SHORT PROBLEM: Pull out every line of the listing below where "楼地面水泥砂浆找平层" appears.
─── INPUT ───
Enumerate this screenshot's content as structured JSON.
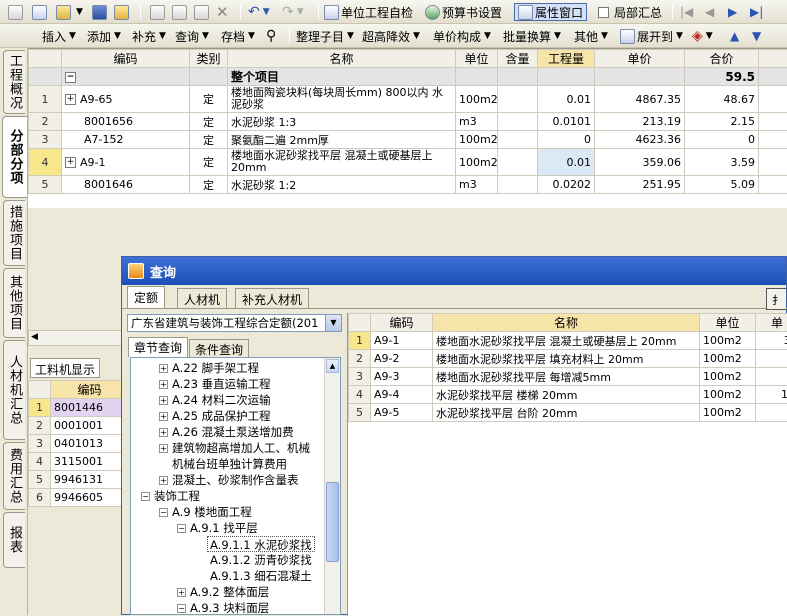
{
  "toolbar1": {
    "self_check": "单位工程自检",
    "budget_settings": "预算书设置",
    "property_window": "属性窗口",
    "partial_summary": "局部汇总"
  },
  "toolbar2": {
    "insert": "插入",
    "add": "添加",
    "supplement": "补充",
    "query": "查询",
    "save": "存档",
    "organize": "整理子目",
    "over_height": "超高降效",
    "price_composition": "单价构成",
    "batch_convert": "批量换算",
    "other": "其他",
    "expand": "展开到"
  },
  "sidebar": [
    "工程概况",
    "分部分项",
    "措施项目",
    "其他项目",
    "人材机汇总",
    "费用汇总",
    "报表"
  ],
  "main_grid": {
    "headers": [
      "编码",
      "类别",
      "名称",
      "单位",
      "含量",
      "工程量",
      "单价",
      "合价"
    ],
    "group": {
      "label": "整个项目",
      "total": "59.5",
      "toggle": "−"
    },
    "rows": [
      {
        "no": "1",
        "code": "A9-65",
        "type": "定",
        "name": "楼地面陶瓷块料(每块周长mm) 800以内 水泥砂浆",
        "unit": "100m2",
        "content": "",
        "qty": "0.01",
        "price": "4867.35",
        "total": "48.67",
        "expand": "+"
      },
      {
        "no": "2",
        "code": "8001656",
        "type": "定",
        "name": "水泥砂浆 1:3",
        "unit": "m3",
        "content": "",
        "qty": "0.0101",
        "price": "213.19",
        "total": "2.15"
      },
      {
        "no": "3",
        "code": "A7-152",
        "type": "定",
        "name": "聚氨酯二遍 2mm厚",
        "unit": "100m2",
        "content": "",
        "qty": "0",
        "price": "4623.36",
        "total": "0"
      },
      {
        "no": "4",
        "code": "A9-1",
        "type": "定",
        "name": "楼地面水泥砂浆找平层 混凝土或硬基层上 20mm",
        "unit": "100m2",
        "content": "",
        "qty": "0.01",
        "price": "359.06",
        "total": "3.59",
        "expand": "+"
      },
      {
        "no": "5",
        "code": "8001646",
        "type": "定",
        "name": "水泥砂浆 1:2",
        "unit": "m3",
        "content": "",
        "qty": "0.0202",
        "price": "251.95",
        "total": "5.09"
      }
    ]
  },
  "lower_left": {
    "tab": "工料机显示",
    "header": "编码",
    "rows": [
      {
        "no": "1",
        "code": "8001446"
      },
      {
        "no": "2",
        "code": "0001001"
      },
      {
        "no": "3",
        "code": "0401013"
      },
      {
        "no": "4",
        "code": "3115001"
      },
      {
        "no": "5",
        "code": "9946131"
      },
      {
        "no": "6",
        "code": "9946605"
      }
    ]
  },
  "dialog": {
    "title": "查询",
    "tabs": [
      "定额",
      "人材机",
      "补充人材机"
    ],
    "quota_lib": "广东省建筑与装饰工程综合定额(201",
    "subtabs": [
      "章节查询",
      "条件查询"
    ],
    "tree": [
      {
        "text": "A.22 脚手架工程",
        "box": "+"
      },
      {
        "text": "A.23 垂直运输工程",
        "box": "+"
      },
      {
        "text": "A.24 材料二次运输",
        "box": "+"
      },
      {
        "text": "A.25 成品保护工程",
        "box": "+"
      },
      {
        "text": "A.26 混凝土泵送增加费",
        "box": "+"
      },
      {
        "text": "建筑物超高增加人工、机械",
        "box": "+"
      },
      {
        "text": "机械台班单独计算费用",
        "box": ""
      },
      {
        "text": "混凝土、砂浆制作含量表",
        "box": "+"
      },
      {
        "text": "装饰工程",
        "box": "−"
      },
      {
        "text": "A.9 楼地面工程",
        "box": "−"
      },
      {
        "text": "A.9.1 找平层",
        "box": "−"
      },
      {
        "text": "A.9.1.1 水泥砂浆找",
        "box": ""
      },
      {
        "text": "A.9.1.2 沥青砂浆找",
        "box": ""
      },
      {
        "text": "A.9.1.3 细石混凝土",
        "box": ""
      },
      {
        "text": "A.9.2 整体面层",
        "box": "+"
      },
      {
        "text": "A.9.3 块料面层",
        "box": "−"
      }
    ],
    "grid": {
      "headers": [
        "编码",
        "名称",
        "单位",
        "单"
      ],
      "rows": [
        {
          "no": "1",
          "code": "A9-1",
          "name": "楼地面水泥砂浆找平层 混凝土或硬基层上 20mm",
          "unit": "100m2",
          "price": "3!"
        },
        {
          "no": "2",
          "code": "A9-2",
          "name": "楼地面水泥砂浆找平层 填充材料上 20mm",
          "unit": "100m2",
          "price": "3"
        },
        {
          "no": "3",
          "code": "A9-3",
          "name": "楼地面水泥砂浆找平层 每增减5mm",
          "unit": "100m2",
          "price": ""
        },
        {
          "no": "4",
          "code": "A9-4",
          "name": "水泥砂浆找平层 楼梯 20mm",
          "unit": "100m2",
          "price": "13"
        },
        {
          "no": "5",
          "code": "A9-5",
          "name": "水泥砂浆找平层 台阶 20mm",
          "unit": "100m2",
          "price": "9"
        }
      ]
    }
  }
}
───
ANSWER TO THE PROBLEM:
        "name": "楼地面水泥砂浆找平层 混凝土或硬基层上 20mm",
          "name": "楼地面水泥砂浆找平层 混凝土或硬基层上 20mm",
          "name": "楼地面水泥砂浆找平层 填充材料上 20mm",
          "name": "楼地面水泥砂浆找平层 每增减5mm",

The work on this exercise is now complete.